=== EXERCISE TASK ===
From the forum thread on housing association rents, return verbatim the passage that opens with the words containing "No, it would" and closes with "far as I know.".

=== PAGE EXTRACT ===
If HA rents are 80% of market on average (they are not) then they're not doing a great job of providing affordable/social housing. Why wouldn't you support a policy to get a better deal to low income tenants? ...snip...

Perhaps because he didn't say that?
 
Are you objecting simply because this is a tory policy so it must be all bad?

No, it would strike me as morally wrong, even if it was a Labour or Lib-Dem idea.

If HA rents are 80% of market on average (they are not) then they're not doing a great job of providing affordable/social housing.
I did say, "can be set to upto 80%..."

Why wouldn't you support a policy to get a better deal to low income tenants? HAs are non profit but you complain about this as if they are having profits confiscated, or losses imposed. That is not the case as far as I know.
How does this constitute, "a better deal to low income tenants"? HAs certainly will lose control of existing assets, which will almost certainly have an impact on what they retain. Isolated properties may not be much of an issue, but what about the piecemeal selling off of flats within large developments? This can turn out to be as much a posioned chalice for buyers as it can be for the authority that retains control of parts of the rest of the building, as has been the case with ex-council stock.

=== RECORD LIST ===
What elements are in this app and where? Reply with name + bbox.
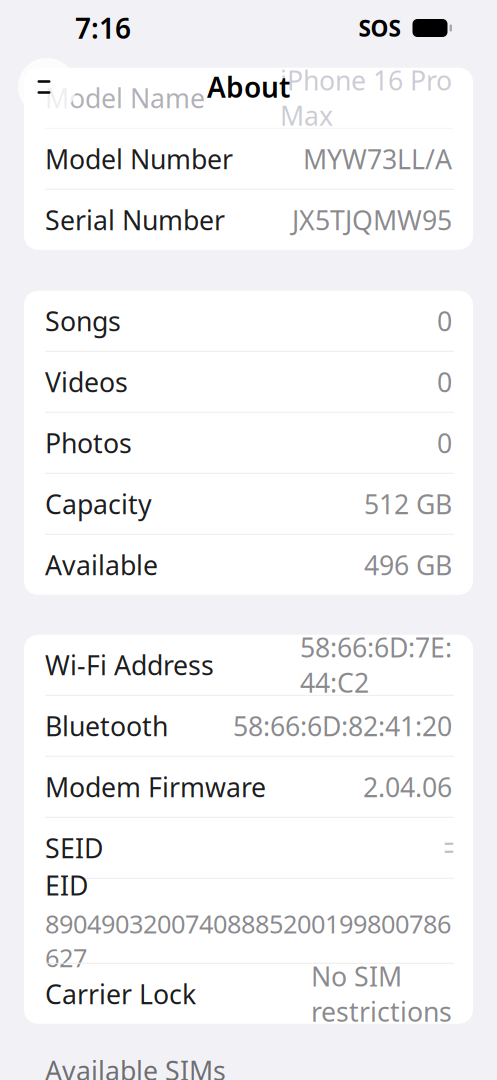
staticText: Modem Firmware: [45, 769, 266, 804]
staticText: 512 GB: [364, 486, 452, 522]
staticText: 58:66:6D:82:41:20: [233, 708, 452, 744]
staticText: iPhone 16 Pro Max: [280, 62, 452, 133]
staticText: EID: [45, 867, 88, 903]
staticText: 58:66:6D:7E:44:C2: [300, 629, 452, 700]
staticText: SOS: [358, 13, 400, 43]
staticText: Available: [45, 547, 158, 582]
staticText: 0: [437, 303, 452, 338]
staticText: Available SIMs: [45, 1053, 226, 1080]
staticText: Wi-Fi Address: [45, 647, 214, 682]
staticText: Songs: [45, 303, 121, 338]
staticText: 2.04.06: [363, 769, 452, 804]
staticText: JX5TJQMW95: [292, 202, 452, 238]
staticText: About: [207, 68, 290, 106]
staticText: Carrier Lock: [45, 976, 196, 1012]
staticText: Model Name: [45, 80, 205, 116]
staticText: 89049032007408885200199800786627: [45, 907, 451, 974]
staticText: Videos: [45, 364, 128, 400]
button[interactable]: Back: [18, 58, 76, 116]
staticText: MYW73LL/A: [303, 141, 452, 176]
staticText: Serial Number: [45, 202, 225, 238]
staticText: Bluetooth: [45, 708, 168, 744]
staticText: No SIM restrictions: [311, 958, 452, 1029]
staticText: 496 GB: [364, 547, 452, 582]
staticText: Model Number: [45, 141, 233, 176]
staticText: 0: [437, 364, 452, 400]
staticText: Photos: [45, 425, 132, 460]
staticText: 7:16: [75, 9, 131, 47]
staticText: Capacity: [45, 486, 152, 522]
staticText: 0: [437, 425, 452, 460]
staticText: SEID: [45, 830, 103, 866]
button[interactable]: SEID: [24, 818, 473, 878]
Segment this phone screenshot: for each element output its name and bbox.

=== RESULT FOR THIS EXERCISE ===
No, it would strike me as morally wrong, even if it was a Labour or Lib-Dem idea.

If HA rents are 80% of market on average (they are not) then they're not doing a great job of providing affordable/social housing.
I did say, "can be set to upto 80%..."

Why wouldn't you support a policy to get a better deal to low income tenants? HAs are non profit but you complain about this as if they are having profits confiscated, or losses imposed. That is not the case as far as I know.